Instructions for the task
Below are some entries; can you quote all of them exactly?

+ + + + +

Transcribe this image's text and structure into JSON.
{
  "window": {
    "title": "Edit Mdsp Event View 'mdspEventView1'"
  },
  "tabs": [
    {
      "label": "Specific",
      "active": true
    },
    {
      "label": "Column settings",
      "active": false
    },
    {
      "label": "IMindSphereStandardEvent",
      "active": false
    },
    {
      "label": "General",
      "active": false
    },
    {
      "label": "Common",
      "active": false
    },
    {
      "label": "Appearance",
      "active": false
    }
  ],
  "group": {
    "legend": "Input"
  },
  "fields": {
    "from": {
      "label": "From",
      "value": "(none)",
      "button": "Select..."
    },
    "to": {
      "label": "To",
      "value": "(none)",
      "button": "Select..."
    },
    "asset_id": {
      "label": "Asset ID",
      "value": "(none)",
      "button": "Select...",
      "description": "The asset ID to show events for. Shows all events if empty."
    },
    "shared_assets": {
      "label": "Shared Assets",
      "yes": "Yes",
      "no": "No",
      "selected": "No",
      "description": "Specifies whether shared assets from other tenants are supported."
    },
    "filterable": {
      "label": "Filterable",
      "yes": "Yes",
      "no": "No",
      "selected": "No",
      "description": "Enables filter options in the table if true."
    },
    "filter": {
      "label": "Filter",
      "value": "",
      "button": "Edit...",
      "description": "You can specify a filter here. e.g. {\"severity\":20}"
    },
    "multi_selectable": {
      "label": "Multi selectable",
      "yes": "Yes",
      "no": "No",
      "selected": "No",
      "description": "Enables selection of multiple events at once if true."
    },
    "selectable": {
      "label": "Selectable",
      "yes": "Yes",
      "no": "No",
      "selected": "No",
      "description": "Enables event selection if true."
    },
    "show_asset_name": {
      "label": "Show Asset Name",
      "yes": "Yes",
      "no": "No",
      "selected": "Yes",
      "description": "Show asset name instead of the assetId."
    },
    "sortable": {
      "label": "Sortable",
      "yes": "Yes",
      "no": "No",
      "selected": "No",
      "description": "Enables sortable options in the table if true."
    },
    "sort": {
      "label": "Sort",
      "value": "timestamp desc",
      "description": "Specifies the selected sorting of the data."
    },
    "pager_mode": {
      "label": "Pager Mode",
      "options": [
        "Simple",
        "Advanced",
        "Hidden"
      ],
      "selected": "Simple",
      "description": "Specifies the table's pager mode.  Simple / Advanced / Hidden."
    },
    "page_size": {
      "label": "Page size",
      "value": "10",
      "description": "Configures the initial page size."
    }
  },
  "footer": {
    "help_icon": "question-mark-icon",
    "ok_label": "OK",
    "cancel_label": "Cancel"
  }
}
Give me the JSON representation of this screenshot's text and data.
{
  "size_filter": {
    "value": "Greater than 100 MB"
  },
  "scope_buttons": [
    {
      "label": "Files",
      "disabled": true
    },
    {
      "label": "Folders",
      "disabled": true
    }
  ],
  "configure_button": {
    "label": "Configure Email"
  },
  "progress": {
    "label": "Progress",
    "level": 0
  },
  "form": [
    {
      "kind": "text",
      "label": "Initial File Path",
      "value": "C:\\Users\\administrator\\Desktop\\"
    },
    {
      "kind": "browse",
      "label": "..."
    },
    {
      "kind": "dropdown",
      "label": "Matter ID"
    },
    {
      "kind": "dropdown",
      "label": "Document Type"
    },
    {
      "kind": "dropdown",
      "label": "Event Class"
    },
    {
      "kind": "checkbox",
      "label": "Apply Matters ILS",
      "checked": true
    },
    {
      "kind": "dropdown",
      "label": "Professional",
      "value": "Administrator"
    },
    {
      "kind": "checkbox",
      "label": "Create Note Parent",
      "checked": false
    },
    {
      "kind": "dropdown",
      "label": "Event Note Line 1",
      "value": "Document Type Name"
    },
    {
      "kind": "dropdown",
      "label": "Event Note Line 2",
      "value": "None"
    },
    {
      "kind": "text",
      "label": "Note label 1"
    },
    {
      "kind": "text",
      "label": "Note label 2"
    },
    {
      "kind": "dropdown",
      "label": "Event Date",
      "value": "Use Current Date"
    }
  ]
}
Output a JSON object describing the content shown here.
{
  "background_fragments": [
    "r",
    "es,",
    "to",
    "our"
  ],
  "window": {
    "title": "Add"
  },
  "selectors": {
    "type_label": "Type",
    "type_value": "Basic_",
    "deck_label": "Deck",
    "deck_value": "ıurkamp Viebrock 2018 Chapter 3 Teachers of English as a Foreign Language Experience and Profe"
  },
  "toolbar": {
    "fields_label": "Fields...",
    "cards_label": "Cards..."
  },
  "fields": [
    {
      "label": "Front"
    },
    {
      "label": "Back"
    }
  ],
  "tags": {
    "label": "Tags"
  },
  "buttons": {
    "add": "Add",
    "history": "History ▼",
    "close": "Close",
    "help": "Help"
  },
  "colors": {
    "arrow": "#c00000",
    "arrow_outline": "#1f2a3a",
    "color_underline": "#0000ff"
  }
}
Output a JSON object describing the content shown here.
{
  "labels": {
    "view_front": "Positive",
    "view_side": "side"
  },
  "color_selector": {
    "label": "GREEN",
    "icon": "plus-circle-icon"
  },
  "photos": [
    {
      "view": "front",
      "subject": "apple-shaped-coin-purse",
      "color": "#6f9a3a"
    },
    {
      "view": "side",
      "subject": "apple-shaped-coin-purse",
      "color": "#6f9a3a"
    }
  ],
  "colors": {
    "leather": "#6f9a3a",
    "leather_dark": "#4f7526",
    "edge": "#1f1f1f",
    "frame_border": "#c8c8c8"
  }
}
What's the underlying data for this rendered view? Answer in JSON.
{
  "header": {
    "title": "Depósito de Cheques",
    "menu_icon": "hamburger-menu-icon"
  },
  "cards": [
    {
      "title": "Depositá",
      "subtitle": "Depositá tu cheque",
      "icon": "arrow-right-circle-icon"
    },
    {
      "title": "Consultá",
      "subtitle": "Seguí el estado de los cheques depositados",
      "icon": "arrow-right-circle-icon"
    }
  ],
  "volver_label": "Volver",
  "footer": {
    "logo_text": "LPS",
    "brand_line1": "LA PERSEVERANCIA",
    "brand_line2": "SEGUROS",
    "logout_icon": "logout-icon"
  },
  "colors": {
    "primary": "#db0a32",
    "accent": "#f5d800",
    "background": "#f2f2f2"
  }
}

+ + + + +

Answer to the problem
Transcribe this image's text and structure into JSON.
{
  "window": {
    "title": "Edit Mdsp Event View 'mdspEventView1'"
  },
  "tabs": [
    {
      "label": "Specific",
      "active": true
    },
    {
      "label": "Column settings",
      "active": false
    },
    {
      "label": "IMindSphereStandardEvent",
      "active": false
    },
    {
      "label": "General",
      "active": false
    },
    {
      "label": "Common",
      "active": false
    },
    {
      "label": "Appearance",
      "active": false
    }
  ],
  "group": {
    "legend": "Input"
  },
  "fields": {
    "from": {
      "label": "From",
      "value": "(none)",
      "button": "Select..."
    },
    "to": {
      "label": "To",
      "value": "(none)",
      "button": "Select..."
    },
    "asset_id": {
      "label": "Asset ID",
      "value": "(none)",
      "button": "Select...",
      "description": "The asset ID to show events for. Shows all events if empty."
    },
    "shared_assets": {
      "label": "Shared Assets",
      "yes": "Yes",
      "no": "No",
      "selected": "No",
      "description": "Specifies whether shared assets from other tenants are supported."
    },
    "filterable": {
      "label": "Filterable",
      "yes": "Yes",
      "no": "No",
      "selected": "No",
      "description": "Enables filter options in the table if true."
    },
    "filter": {
      "label": "Filter",
      "value": "",
      "button": "Edit...",
      "description": "You can specify a filter here. e.g. {\"severity\":20}"
    },
    "multi_selectable": {
      "label": "Multi selectable",
      "yes": "Yes",
      "no": "No",
      "selected": "No",
      "description": "Enables selection of multiple events at once if true."
    },
    "selectable": {
      "label": "Selectable",
      "yes": "Yes",
      "no": "No",
      "selected": "No",
      "description": "Enables event selection if true."
    },
    "show_asset_name": {
      "label": "Show Asset Name",
      "yes": "Yes",
      "no": "No",
      "selected": "Yes",
      "description": "Show asset name instead of the assetId."
    },
    "sortable": {
      "label": "Sortable",
      "yes": "Yes",
      "no": "No",
      "selected": "No",
      "description": "Enables sortable options in the table if true."
    },
    "sort": {
      "label": "Sort",
      "value": "timestamp desc",
      "description": "Specifies the selected sorting of the data."
    },
    "pager_mode": {
      "label": "Pager Mode",
      "options": [
        "Simple",
        "Advanced",
        "Hidden"
      ],
      "selected": "Simple",
      "description": "Specifies the table's pager mode.  Simple / Advanced / Hidden."
    },
    "page_size": {
      "label": "Page size",
      "value": "10",
      "description": "Configures the initial page size."
    }
  },
  "footer": {
    "help_icon": "question-mark-icon",
    "ok_label": "OK",
    "cancel_label": "Cancel"
  }
}
Give me the JSON representation of this screenshot's text and data.
{
  "size_filter": {
    "value": "Greater than 100 MB"
  },
  "scope_buttons": [
    {
      "label": "Files",
      "disabled": true
    },
    {
      "label": "Folders",
      "disabled": true
    }
  ],
  "configure_button": {
    "label": "Configure Email"
  },
  "progress": {
    "label": "Progress",
    "level": 0
  },
  "form": [
    {
      "kind": "text",
      "label": "Initial File Path",
      "value": "C:\\Users\\administrator\\Desktop\\"
    },
    {
      "kind": "browse",
      "label": "..."
    },
    {
      "kind": "dropdown",
      "label": "Matter ID"
    },
    {
      "kind": "dropdown",
      "label": "Document Type"
    },
    {
      "kind": "dropdown",
      "label": "Event Class"
    },
    {
      "kind": "checkbox",
      "label": "Apply Matters ILS",
      "checked": true
    },
    {
      "kind": "dropdown",
      "label": "Professional",
      "value": "Administrator"
    },
    {
      "kind": "checkbox",
      "label": "Create Note Parent",
      "checked": false
    },
    {
      "kind": "dropdown",
      "label": "Event Note Line 1",
      "value": "Document Type Name"
    },
    {
      "kind": "dropdown",
      "label": "Event Note Line 2",
      "value": "None"
    },
    {
      "kind": "text",
      "label": "Note label 1"
    },
    {
      "kind": "text",
      "label": "Note label 2"
    },
    {
      "kind": "dropdown",
      "label": "Event Date",
      "value": "Use Current Date"
    }
  ]
}
Output a JSON object describing the content shown here.
{
  "background_fragments": [
    "r",
    "es,",
    "to",
    "our"
  ],
  "window": {
    "title": "Add"
  },
  "selectors": {
    "type_label": "Type",
    "type_value": "Basic_",
    "deck_label": "Deck",
    "deck_value": "ıurkamp Viebrock 2018 Chapter 3 Teachers of English as a Foreign Language Experience and Profe"
  },
  "toolbar": {
    "fields_label": "Fields...",
    "cards_label": "Cards..."
  },
  "fields": [
    {
      "label": "Front"
    },
    {
      "label": "Back"
    }
  ],
  "tags": {
    "label": "Tags"
  },
  "buttons": {
    "add": "Add",
    "history": "History ▼",
    "close": "Close",
    "help": "Help"
  },
  "colors": {
    "arrow": "#c00000",
    "arrow_outline": "#1f2a3a",
    "color_underline": "#0000ff"
  }
}
Output a JSON object describing the content shown here.
{
  "labels": {
    "view_front": "Positive",
    "view_side": "side"
  },
  "color_selector": {
    "label": "GREEN",
    "icon": "plus-circle-icon"
  },
  "photos": [
    {
      "view": "front",
      "subject": "apple-shaped-coin-purse",
      "color": "#6f9a3a"
    },
    {
      "view": "side",
      "subject": "apple-shaped-coin-purse",
      "color": "#6f9a3a"
    }
  ],
  "colors": {
    "leather": "#6f9a3a",
    "leather_dark": "#4f7526",
    "edge": "#1f1f1f",
    "frame_border": "#c8c8c8"
  }
}
What's the underlying data for this rendered view? Answer in JSON.
{
  "header": {
    "title": "Depósito de Cheques",
    "menu_icon": "hamburger-menu-icon"
  },
  "cards": [
    {
      "title": "Depositá",
      "subtitle": "Depositá tu cheque",
      "icon": "arrow-right-circle-icon"
    },
    {
      "title": "Consultá",
      "subtitle": "Seguí el estado de los cheques depositados",
      "icon": "arrow-right-circle-icon"
    }
  ],
  "volver_label": "Volver",
  "footer": {
    "logo_text": "LPS",
    "brand_line1": "LA PERSEVERANCIA",
    "brand_line2": "SEGUROS",
    "logout_icon": "logout-icon"
  },
  "colors": {
    "primary": "#db0a32",
    "accent": "#f5d800",
    "background": "#f2f2f2"
  }
}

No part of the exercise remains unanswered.